Beginning at the line that contains "Convert this document image to plain text.", transcribe the remaining lines of the listing exactly; include the final line and omit everything before.

RECORDS:
##########

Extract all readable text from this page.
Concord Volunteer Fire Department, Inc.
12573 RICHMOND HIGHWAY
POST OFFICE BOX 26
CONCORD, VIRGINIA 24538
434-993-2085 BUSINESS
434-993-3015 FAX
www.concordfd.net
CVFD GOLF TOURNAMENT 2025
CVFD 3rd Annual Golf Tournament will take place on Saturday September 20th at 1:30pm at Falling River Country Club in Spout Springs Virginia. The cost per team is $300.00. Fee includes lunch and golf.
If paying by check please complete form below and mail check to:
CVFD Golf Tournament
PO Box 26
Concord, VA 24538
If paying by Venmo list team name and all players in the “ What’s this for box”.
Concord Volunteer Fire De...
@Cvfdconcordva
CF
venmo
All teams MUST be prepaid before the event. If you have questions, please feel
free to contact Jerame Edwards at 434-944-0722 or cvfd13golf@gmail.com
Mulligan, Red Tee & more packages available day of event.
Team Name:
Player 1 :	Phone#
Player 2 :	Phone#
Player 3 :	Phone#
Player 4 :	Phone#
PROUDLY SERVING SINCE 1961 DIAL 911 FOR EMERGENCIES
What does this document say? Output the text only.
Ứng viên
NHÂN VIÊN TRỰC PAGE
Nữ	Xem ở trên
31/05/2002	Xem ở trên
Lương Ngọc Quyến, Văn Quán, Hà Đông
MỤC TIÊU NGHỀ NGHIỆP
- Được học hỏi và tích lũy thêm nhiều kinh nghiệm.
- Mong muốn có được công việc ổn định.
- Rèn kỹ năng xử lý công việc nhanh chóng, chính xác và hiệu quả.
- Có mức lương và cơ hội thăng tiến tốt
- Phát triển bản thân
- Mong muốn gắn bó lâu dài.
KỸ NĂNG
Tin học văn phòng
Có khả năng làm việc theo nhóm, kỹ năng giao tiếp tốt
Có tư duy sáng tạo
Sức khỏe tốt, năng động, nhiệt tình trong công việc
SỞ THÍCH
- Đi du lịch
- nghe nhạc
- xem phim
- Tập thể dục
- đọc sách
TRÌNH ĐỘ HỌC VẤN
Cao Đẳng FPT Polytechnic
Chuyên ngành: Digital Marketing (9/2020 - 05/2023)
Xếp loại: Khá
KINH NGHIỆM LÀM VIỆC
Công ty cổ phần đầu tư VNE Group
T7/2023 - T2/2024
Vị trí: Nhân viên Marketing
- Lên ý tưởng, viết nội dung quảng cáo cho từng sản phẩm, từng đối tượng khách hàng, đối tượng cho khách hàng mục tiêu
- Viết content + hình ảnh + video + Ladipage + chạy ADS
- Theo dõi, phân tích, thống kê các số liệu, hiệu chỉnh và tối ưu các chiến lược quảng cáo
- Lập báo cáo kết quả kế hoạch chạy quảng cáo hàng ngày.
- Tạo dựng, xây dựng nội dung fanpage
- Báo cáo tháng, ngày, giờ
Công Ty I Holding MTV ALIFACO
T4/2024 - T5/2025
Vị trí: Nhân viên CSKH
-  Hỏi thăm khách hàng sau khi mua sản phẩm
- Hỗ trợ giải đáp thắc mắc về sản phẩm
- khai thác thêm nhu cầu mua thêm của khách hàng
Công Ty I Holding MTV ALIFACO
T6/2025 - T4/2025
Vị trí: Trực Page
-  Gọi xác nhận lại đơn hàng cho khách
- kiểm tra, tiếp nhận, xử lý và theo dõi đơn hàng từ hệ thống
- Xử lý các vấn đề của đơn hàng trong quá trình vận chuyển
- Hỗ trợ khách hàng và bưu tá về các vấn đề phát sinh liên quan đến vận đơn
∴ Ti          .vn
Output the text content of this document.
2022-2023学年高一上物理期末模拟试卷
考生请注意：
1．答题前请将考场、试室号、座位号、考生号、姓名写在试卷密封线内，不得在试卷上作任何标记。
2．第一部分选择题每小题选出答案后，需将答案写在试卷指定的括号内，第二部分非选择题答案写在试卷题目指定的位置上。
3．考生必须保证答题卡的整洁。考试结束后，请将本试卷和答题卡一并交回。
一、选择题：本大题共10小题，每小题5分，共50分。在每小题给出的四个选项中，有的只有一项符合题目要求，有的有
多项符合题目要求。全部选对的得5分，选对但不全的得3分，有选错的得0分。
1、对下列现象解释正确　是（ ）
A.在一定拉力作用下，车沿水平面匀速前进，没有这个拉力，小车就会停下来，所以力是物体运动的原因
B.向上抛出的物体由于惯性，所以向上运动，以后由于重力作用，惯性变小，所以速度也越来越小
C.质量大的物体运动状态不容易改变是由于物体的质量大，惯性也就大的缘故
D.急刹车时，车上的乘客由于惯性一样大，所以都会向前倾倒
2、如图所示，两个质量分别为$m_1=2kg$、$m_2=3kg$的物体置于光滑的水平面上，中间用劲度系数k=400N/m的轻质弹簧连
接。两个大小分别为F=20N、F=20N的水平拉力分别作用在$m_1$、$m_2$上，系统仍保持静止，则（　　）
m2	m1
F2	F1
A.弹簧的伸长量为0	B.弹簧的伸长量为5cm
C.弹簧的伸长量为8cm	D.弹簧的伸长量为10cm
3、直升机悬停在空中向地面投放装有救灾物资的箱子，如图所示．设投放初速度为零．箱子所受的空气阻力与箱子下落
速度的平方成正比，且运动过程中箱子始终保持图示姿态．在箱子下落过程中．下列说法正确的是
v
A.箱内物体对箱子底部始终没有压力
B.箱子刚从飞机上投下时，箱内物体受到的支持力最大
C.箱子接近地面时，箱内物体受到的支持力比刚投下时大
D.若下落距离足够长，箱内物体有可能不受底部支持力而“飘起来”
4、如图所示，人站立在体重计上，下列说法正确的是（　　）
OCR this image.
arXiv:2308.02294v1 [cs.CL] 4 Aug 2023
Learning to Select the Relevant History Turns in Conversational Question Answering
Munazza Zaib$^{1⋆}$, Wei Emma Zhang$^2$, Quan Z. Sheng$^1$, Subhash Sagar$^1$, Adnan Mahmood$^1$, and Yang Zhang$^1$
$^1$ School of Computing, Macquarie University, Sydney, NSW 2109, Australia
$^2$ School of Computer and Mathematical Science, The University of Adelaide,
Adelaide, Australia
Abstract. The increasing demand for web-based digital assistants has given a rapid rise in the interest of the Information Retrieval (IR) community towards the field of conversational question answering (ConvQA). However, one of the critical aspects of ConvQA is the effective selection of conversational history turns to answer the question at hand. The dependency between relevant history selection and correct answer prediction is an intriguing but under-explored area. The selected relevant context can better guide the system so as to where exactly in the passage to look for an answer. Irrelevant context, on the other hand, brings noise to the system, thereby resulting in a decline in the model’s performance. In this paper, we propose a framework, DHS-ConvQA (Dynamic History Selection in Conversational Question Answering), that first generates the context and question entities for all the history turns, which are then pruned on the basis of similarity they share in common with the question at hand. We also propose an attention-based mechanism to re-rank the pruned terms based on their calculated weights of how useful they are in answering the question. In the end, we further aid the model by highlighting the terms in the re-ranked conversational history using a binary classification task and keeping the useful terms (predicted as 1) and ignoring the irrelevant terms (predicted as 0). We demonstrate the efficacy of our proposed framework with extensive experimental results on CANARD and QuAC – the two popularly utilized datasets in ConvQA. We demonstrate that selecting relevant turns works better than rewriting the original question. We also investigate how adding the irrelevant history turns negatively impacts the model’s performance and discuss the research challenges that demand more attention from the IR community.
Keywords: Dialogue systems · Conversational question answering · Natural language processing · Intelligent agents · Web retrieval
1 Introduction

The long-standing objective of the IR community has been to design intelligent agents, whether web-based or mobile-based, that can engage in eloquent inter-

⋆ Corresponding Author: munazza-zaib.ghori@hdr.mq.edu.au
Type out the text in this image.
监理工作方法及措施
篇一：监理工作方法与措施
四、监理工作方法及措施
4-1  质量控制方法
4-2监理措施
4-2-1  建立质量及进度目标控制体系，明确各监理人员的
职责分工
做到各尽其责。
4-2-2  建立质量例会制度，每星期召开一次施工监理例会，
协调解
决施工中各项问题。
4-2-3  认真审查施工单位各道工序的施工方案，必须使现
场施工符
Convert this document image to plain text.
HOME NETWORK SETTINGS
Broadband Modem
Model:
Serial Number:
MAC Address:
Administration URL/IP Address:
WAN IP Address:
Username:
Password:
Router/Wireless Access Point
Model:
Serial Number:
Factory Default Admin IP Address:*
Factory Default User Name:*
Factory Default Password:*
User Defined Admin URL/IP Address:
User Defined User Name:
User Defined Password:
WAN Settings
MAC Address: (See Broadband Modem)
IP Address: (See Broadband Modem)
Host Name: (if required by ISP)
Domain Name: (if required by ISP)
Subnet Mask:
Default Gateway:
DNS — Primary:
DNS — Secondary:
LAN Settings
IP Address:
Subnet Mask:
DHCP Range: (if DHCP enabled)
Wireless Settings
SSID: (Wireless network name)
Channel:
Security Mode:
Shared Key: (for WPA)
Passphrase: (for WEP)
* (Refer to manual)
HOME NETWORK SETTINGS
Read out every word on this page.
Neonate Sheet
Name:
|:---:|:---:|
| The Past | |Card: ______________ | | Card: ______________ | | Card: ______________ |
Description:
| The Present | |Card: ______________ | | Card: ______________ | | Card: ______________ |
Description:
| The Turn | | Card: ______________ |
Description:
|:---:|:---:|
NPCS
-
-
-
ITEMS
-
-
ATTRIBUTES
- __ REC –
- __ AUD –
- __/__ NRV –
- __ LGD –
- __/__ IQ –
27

##########

EXERCISE RESPONSE:
Convert this document image to plain text.
HOME NETWORK SETTINGS
Broadband Modem
Model:
Serial Number:
MAC Address:
Administration URL/IP Address:
WAN IP Address:
Username:
Password:
Router/Wireless Access Point
Model:
Serial Number:
Factory Default Admin IP Address:*
Factory Default User Name:*
Factory Default Password:*
User Defined Admin URL/IP Address:
User Defined User Name:
User Defined Password:
WAN Settings
MAC Address: (See Broadband Modem)
IP Address: (See Broadband Modem)
Host Name: (if required by ISP)
Domain Name: (if required by ISP)
Subnet Mask:
Default Gateway:
DNS — Primary:
DNS — Secondary:
LAN Settings
IP Address:
Subnet Mask:
DHCP Range: (if DHCP enabled)
Wireless Settings
SSID: (Wireless network name)
Channel:
Security Mode:
Shared Key: (for WPA)
Passphrase: (for WEP)
* (Refer to manual)
HOME NETWORK SETTINGS
Read out every word on this page.
Neonate Sheet
Name:
|:---:|:---:|
| The Past | |Card: ______________ | | Card: ______________ | | Card: ______________ |
Description:
| The Present | |Card: ______________ | | Card: ______________ | | Card: ______________ |
Description:
| The Turn | | Card: ______________ |
Description:
|:---:|:---:|
NPCS
-
-
-
ITEMS
-
-
ATTRIBUTES
- __ REC –
- __ AUD –
- __/__ NRV –
- __ LGD –
- __/__ IQ –
27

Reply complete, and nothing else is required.